** START OF ENTRIES **
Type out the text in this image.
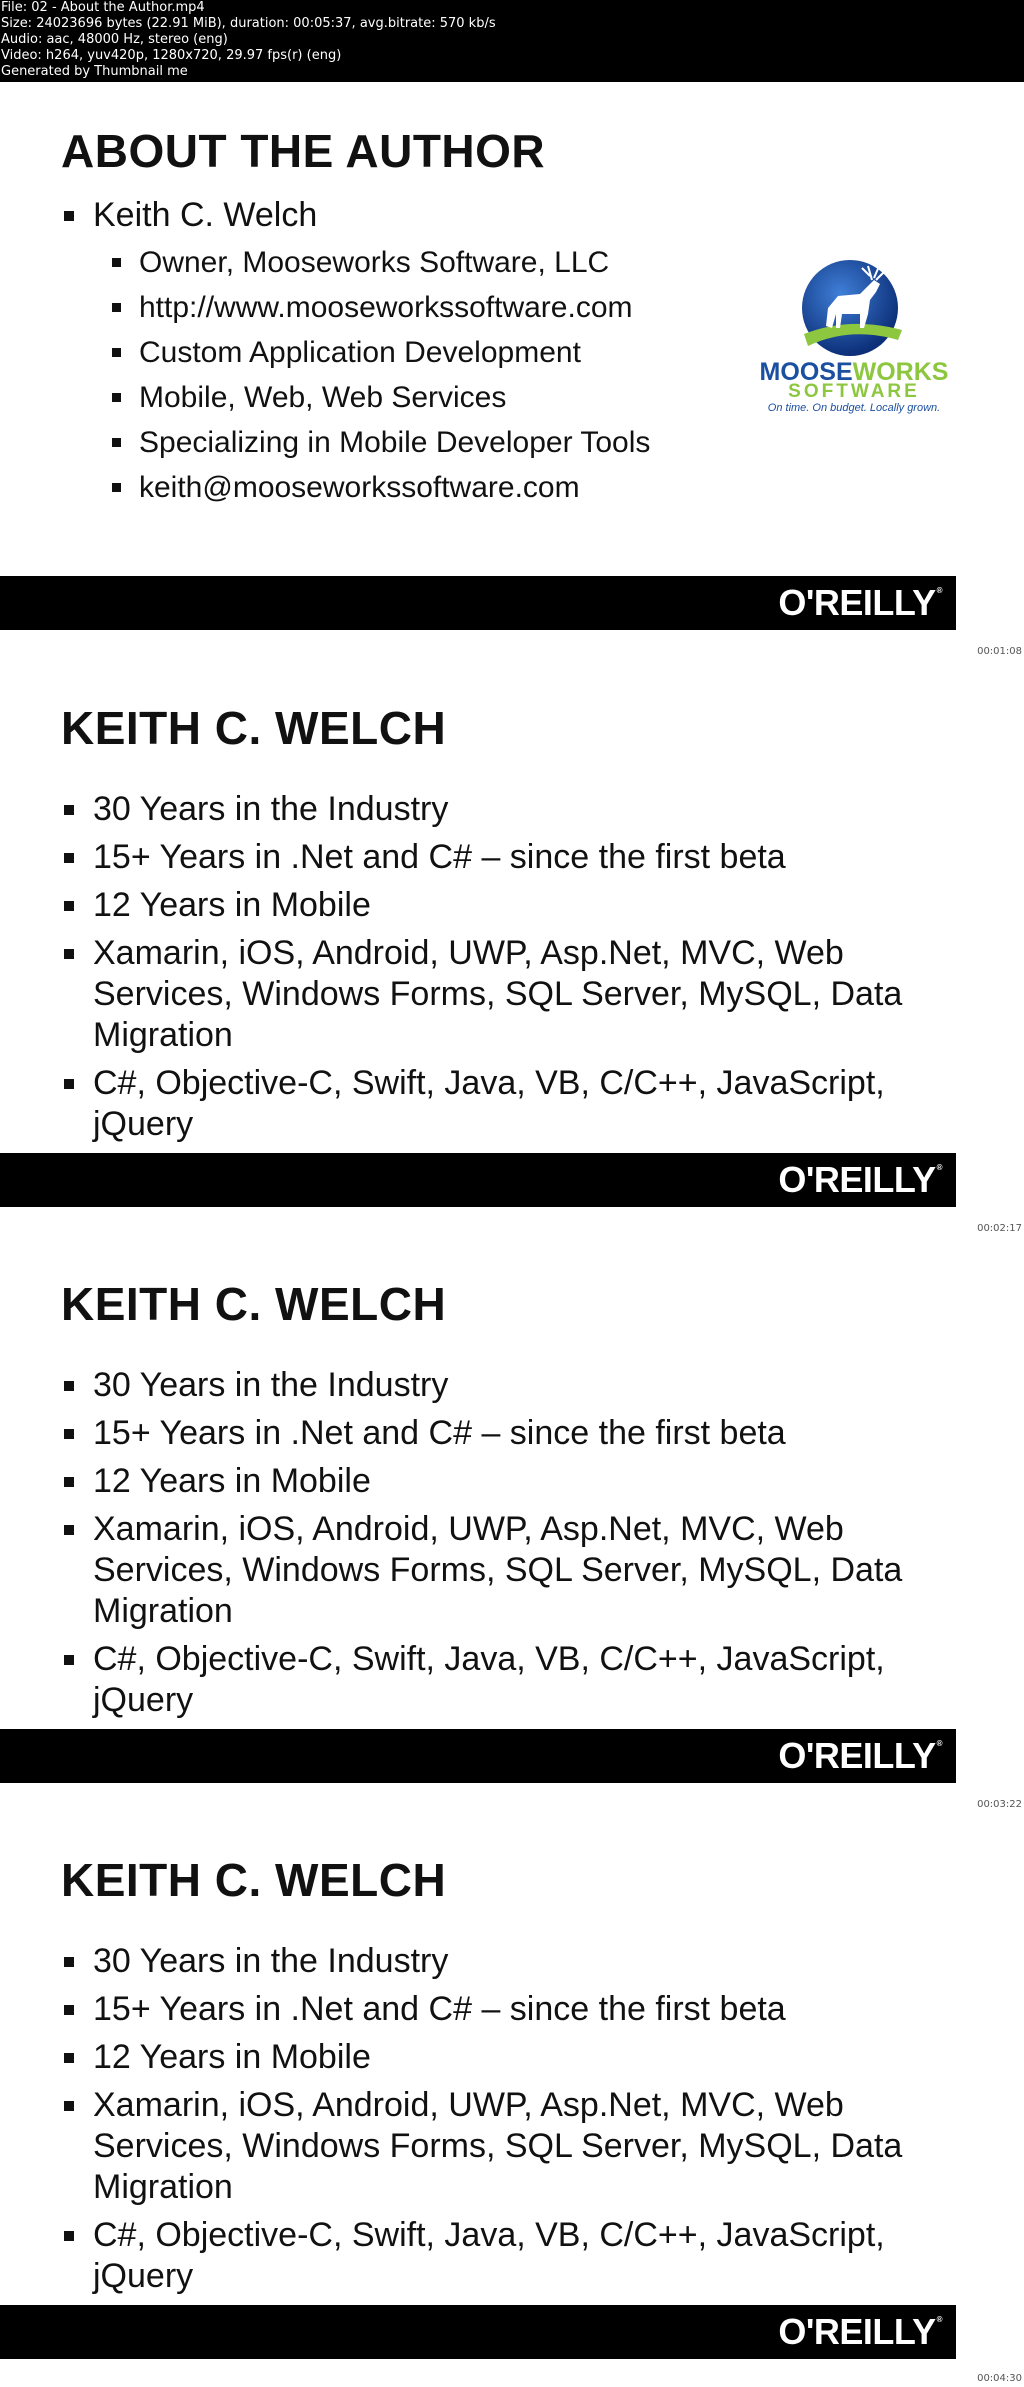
File: 02 - About the Author.mp4
Size: 24023696 bytes (22.91 MiB), duration: 00:05:37, avg.bitrate: 570 kb/s
Audio: aac, 48000 Hz, stereo (eng)
Video: h264, yuv420p, 1280x720, 29.97 fps(r) (eng)
Generated by Thumbnail me
ABOUT THE AUTHOR
Keith C. Welch
Owner, Mooseworks Software, LLC
http://www.mooseworkssoftware.com
Custom Application Development
Mobile, Web, Web Services
Specializing in Mobile Developer Tools
keith@mooseworkssoftware.com
MOOSEWORKS
SOFTWARE
On time. On budget. Locally grown.
O'REILLY®
00:01:08
KEITH C. WELCH
30 Years in the Industry
15+ Years in .Net and C# – since the first beta
12 Years in Mobile
Xamarin, iOS, Android, UWP, Asp.Net, MVC, Web Services, Windows Forms, SQL Server, MySQL, Data Migration
C#, Objective-C, Swift, Java, VB, C/C++, JavaScript, jQuery
O'REILLY®
00:02:17
KEITH C. WELCH
30 Years in the Industry
15+ Years in .Net and C# – since the first beta
12 Years in Mobile
Xamarin, iOS, Android, UWP, Asp.Net, MVC, Web Services, Windows Forms, SQL Server, MySQL, Data Migration
C#, Objective-C, Swift, Java, VB, C/C++, JavaScript, jQuery
O'REILLY®
00:03:22
KEITH C. WELCH
30 Years in the Industry
15+ Years in .Net and C# – since the first beta
12 Years in Mobile
Xamarin, iOS, Android, UWP, Asp.Net, MVC, Web Services, Windows Forms, SQL Server, MySQL, Data Migration
C#, Objective-C, Swift, Java, VB, C/C++, JavaScript, jQuery
O'REILLY®
00:04:30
** END OF ENTRIES **
YOUR OBJECTIVE: Output all of the records exactly as they appear above, but not the pictures.

EXERCISE SOLUTION:
Type out the text in this image.
File: 02 - About the Author.mp4
Size: 24023696 bytes (22.91 MiB), duration: 00:05:37, avg.bitrate: 570 kb/s
Audio: aac, 48000 Hz, stereo (eng)
Video: h264, yuv420p, 1280x720, 29.97 fps(r) (eng)
Generated by Thumbnail me
ABOUT THE AUTHOR
Keith C. Welch
Owner, Mooseworks Software, LLC
http://www.mooseworkssoftware.com
Custom Application Development
Mobile, Web, Web Services
Specializing in Mobile Developer Tools
keith@mooseworkssoftware.com
MOOSEWORKS
SOFTWARE
On time. On budget. Locally grown.
O'REILLY®
00:01:08
KEITH C. WELCH
30 Years in the Industry
15+ Years in .Net and C# – since the first beta
12 Years in Mobile
Xamarin, iOS, Android, UWP, Asp.Net, MVC, Web Services, Windows Forms, SQL Server, MySQL, Data Migration
C#, Objective-C, Swift, Java, VB, C/C++, JavaScript, jQuery
O'REILLY®
00:02:17
KEITH C. WELCH
30 Years in the Industry
15+ Years in .Net and C# – since the first beta
12 Years in Mobile
Xamarin, iOS, Android, UWP, Asp.Net, MVC, Web Services, Windows Forms, SQL Server, MySQL, Data Migration
C#, Objective-C, Swift, Java, VB, C/C++, JavaScript, jQuery
O'REILLY®
00:03:22
KEITH C. WELCH
30 Years in the Industry
15+ Years in .Net and C# – since the first beta
12 Years in Mobile
Xamarin, iOS, Android, UWP, Asp.Net, MVC, Web Services, Windows Forms, SQL Server, MySQL, Data Migration
C#, Objective-C, Swift, Java, VB, C/C++, JavaScript, jQuery
O'REILLY®
00:04:30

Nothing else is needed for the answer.